_Required work:_ Write out all of the data exactly as it appears.
==============================
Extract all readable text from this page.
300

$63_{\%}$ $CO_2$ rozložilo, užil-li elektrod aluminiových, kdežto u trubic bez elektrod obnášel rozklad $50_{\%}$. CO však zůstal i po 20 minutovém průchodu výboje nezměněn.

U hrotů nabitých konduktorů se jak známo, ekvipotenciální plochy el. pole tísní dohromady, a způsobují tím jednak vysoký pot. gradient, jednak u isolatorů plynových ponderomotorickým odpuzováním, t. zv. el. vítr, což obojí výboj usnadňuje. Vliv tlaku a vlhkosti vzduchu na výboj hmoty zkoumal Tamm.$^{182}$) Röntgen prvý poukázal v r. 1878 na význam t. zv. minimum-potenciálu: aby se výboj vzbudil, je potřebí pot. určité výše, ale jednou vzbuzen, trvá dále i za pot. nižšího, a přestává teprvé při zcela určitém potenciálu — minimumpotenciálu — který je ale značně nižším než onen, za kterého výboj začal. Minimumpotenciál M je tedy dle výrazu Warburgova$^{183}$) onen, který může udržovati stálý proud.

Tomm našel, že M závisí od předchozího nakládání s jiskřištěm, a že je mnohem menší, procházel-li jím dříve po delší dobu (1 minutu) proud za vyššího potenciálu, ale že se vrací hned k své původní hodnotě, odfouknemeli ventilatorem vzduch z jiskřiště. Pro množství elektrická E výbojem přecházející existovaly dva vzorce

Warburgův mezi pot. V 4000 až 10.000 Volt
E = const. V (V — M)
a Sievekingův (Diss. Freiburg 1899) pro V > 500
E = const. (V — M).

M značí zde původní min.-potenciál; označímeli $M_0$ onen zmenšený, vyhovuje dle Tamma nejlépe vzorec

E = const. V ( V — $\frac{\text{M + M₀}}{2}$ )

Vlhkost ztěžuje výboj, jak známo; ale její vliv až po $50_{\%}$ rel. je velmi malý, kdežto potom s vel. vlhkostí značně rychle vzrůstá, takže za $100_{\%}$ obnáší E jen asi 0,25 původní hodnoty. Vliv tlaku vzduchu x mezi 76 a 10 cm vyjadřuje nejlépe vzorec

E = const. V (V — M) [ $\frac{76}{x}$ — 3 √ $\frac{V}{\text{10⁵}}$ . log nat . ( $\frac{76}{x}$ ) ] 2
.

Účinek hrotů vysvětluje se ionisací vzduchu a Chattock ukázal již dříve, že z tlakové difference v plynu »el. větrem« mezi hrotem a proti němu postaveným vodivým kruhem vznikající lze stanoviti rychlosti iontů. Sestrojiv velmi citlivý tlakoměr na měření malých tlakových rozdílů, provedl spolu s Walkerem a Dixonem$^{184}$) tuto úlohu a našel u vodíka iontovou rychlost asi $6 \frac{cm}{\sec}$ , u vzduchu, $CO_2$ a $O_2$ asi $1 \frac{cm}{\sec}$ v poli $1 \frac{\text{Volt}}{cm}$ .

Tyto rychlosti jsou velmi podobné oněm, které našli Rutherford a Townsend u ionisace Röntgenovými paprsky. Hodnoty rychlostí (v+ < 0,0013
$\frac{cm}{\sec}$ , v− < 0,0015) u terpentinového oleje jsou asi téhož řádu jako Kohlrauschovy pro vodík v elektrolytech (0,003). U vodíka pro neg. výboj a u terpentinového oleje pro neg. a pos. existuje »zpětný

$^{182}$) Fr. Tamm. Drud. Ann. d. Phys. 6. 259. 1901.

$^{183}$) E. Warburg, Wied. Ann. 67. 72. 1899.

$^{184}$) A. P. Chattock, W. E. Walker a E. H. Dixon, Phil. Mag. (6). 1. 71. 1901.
==============================
_Full response:_
Extract all readable text from this page.
300

$63_{\%}$ $CO_2$ rozložilo, užil-li elektrod aluminiových, kdežto u trubic bez elektrod obnášel rozklad $50_{\%}$. CO však zůstal i po 20 minutovém průchodu výboje nezměněn.

U hrotů nabitých konduktorů se jak známo, ekvipotenciální plochy el. pole tísní dohromady, a způsobují tím jednak vysoký pot. gradient, jednak u isolatorů plynových ponderomotorickým odpuzováním, t. zv. el. vítr, což obojí výboj usnadňuje. Vliv tlaku a vlhkosti vzduchu na výboj hmoty zkoumal Tamm.$^{182}$) Röntgen prvý poukázal v r. 1878 na význam t. zv. minimum-potenciálu: aby se výboj vzbudil, je potřebí pot. určité výše, ale jednou vzbuzen, trvá dále i za pot. nižšího, a přestává teprvé při zcela určitém potenciálu — minimumpotenciálu — který je ale značně nižším než onen, za kterého výboj začal. Minimumpotenciál M je tedy dle výrazu Warburgova$^{183}$) onen, který může udržovati stálý proud.

Tomm našel, že M závisí od předchozího nakládání s jiskřištěm, a že je mnohem menší, procházel-li jím dříve po delší dobu (1 minutu) proud za vyššího potenciálu, ale že se vrací hned k své původní hodnotě, odfouknemeli ventilatorem vzduch z jiskřiště. Pro množství elektrická E výbojem přecházející existovaly dva vzorce

Warburgův mezi pot. V 4000 až 10.000 Volt
E = const. V (V — M)
a Sievekingův (Diss. Freiburg 1899) pro V > 500
E = const. (V — M).

M značí zde původní min.-potenciál; označímeli $M_0$ onen zmenšený, vyhovuje dle Tamma nejlépe vzorec

E = const. V ( V — $\frac{\text{M + M₀}}{2}$ )

Vlhkost ztěžuje výboj, jak známo; ale její vliv až po $50_{\%}$ rel. je velmi malý, kdežto potom s vel. vlhkostí značně rychle vzrůstá, takže za $100_{\%}$ obnáší E jen asi 0,25 původní hodnoty. Vliv tlaku vzduchu x mezi 76 a 10 cm vyjadřuje nejlépe vzorec

E = const. V (V — M) [ $\frac{76}{x}$ — 3 √ $\frac{V}{\text{10⁵}}$ . log nat . ( $\frac{76}{x}$ ) ] 2
.

Účinek hrotů vysvětluje se ionisací vzduchu a Chattock ukázal již dříve, že z tlakové difference v plynu »el. větrem« mezi hrotem a proti němu postaveným vodivým kruhem vznikající lze stanoviti rychlosti iontů. Sestrojiv velmi citlivý tlakoměr na měření malých tlakových rozdílů, provedl spolu s Walkerem a Dixonem$^{184}$) tuto úlohu a našel u vodíka iontovou rychlost asi $6 \frac{cm}{\sec}$ , u vzduchu, $CO_2$ a $O_2$ asi $1 \frac{cm}{\sec}$ v poli $1 \frac{\text{Volt}}{cm}$ .

Tyto rychlosti jsou velmi podobné oněm, které našli Rutherford a Townsend u ionisace Röntgenovými paprsky. Hodnoty rychlostí (v+ < 0,0013
$\frac{cm}{\sec}$ , v− < 0,0015) u terpentinového oleje jsou asi téhož řádu jako Kohlrauschovy pro vodík v elektrolytech (0,003). U vodíka pro neg. výboj a u terpentinového oleje pro neg. a pos. existuje »zpětný

$^{182}$) Fr. Tamm. Drud. Ann. d. Phys. 6. 259. 1901.

$^{183}$) E. Warburg, Wied. Ann. 67. 72. 1899.

$^{184}$) A. P. Chattock, W. E. Walker a E. H. Dixon, Phil. Mag. (6). 1. 71. 1901.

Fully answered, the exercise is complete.